-- begin --
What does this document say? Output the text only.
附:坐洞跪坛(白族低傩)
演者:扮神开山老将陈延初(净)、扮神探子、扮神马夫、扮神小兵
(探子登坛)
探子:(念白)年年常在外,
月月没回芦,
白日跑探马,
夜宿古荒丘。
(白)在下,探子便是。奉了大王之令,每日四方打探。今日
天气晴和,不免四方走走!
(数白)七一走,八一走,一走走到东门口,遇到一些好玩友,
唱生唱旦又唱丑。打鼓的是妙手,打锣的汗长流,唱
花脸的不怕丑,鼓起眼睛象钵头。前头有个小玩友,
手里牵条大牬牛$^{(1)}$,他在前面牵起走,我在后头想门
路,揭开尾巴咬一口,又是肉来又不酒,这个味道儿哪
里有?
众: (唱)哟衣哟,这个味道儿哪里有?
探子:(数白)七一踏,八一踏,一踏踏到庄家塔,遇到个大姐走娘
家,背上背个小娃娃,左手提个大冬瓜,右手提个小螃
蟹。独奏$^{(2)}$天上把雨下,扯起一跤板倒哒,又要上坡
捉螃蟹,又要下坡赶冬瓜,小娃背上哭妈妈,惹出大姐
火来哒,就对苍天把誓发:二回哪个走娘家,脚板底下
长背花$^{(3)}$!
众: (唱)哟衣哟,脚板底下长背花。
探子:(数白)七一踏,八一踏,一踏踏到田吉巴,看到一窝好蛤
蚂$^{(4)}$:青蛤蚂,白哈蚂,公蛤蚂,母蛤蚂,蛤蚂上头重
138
-- end --
■ **WORK TO COMPLETE**:
Type out the material again exactly as presented.

■ **REPLY TO THE EXERCISE**:
What does this document say? Output the text only.
附:坐洞跪坛(白族低傩)
演者:扮神开山老将陈延初(净)、扮神探子、扮神马夫、扮神小兵
(探子登坛)
探子:(念白)年年常在外,
月月没回芦,
白日跑探马,
夜宿古荒丘。
(白)在下,探子便是。奉了大王之令,每日四方打探。今日
天气晴和,不免四方走走!
(数白)七一走,八一走,一走走到东门口,遇到一些好玩友,
唱生唱旦又唱丑。打鼓的是妙手,打锣的汗长流,唱
花脸的不怕丑,鼓起眼睛象钵头。前头有个小玩友,
手里牵条大牬牛$^{(1)}$,他在前面牵起走,我在后头想门
路,揭开尾巴咬一口,又是肉来又不酒,这个味道儿哪
里有?
众: (唱)哟衣哟,这个味道儿哪里有?
探子:(数白)七一踏,八一踏,一踏踏到庄家塔,遇到个大姐走娘
家,背上背个小娃娃,左手提个大冬瓜,右手提个小螃
蟹。独奏$^{(2)}$天上把雨下,扯起一跤板倒哒,又要上坡
捉螃蟹,又要下坡赶冬瓜,小娃背上哭妈妈,惹出大姐
火来哒,就对苍天把誓发:二回哪个走娘家,脚板底下
长背花$^{(3)}$!
众: (唱)哟衣哟,脚板底下长背花。
探子:(数白)七一踏,八一踏,一踏踏到田吉巴,看到一窝好蛤
蚂$^{(4)}$:青蛤蚂,白哈蚂,公蛤蚂,母蛤蚂,蛤蚂上头重
138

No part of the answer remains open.